> What is needed: Transcribe the listing below word for word.

::: Source records

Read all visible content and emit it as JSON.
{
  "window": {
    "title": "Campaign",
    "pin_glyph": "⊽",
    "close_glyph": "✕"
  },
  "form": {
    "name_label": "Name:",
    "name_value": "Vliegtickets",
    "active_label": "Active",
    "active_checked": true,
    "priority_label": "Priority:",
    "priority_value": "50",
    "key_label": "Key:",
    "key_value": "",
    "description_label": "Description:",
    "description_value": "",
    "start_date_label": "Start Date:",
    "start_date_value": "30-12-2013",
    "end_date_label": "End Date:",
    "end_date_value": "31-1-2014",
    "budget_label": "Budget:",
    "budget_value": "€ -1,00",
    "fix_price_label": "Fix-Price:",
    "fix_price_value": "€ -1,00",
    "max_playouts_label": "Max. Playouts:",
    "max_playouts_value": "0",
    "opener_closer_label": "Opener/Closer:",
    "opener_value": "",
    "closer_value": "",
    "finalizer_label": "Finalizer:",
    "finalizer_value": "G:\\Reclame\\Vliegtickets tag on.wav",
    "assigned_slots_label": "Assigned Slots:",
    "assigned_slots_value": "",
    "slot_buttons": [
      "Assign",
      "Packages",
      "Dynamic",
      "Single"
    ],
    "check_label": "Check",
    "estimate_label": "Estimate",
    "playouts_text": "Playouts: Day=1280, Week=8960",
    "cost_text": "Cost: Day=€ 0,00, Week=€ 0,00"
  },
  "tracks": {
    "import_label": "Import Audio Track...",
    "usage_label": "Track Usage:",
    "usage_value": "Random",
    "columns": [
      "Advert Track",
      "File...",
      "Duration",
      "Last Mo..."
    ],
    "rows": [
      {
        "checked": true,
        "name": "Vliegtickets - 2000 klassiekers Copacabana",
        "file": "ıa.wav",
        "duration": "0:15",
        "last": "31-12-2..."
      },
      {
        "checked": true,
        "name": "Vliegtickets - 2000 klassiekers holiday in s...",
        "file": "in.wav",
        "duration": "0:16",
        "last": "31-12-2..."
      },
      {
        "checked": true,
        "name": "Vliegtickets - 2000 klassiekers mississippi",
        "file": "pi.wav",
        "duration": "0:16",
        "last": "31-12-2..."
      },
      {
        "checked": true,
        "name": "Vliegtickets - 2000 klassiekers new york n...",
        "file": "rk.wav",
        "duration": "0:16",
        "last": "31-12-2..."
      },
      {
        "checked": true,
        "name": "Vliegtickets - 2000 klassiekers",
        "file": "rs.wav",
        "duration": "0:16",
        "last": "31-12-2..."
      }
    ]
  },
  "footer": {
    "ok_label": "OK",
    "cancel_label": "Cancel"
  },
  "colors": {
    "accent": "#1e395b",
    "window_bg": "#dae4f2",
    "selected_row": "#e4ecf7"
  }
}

::::::

> Output below:
Read all visible content and emit it as JSON.
{
  "window": {
    "title": "Campaign",
    "pin_glyph": "⊽",
    "close_glyph": "✕"
  },
  "form": {
    "name_label": "Name:",
    "name_value": "Vliegtickets",
    "active_label": "Active",
    "active_checked": true,
    "priority_label": "Priority:",
    "priority_value": "50",
    "key_label": "Key:",
    "key_value": "",
    "description_label": "Description:",
    "description_value": "",
    "start_date_label": "Start Date:",
    "start_date_value": "30-12-2013",
    "end_date_label": "End Date:",
    "end_date_value": "31-1-2014",
    "budget_label": "Budget:",
    "budget_value": "€ -1,00",
    "fix_price_label": "Fix-Price:",
    "fix_price_value": "€ -1,00",
    "max_playouts_label": "Max. Playouts:",
    "max_playouts_value": "0",
    "opener_closer_label": "Opener/Closer:",
    "opener_value": "",
    "closer_value": "",
    "finalizer_label": "Finalizer:",
    "finalizer_value": "G:\\Reclame\\Vliegtickets tag on.wav",
    "assigned_slots_label": "Assigned Slots:",
    "assigned_slots_value": "",
    "slot_buttons": [
      "Assign",
      "Packages",
      "Dynamic",
      "Single"
    ],
    "check_label": "Check",
    "estimate_label": "Estimate",
    "playouts_text": "Playouts: Day=1280, Week=8960",
    "cost_text": "Cost: Day=€ 0,00, Week=€ 0,00"
  },
  "tracks": {
    "import_label": "Import Audio Track...",
    "usage_label": "Track Usage:",
    "usage_value": "Random",
    "columns": [
      "Advert Track",
      "File...",
      "Duration",
      "Last Mo..."
    ],
    "rows": [
      {
        "checked": true,
        "name": "Vliegtickets - 2000 klassiekers Copacabana",
        "file": "ıa.wav",
        "duration": "0:15",
        "last": "31-12-2..."
      },
      {
        "checked": true,
        "name": "Vliegtickets - 2000 klassiekers holiday in s...",
        "file": "in.wav",
        "duration": "0:16",
        "last": "31-12-2..."
      },
      {
        "checked": true,
        "name": "Vliegtickets - 2000 klassiekers mississippi",
        "file": "pi.wav",
        "duration": "0:16",
        "last": "31-12-2..."
      },
      {
        "checked": true,
        "name": "Vliegtickets - 2000 klassiekers new york n...",
        "file": "rk.wav",
        "duration": "0:16",
        "last": "31-12-2..."
      },
      {
        "checked": true,
        "name": "Vliegtickets - 2000 klassiekers",
        "file": "rs.wav",
        "duration": "0:16",
        "last": "31-12-2..."
      }
    ]
  },
  "footer": {
    "ok_label": "OK",
    "cancel_label": "Cancel"
  },
  "colors": {
    "accent": "#1e395b",
    "window_bg": "#dae4f2",
    "selected_row": "#e4ecf7"
  }
}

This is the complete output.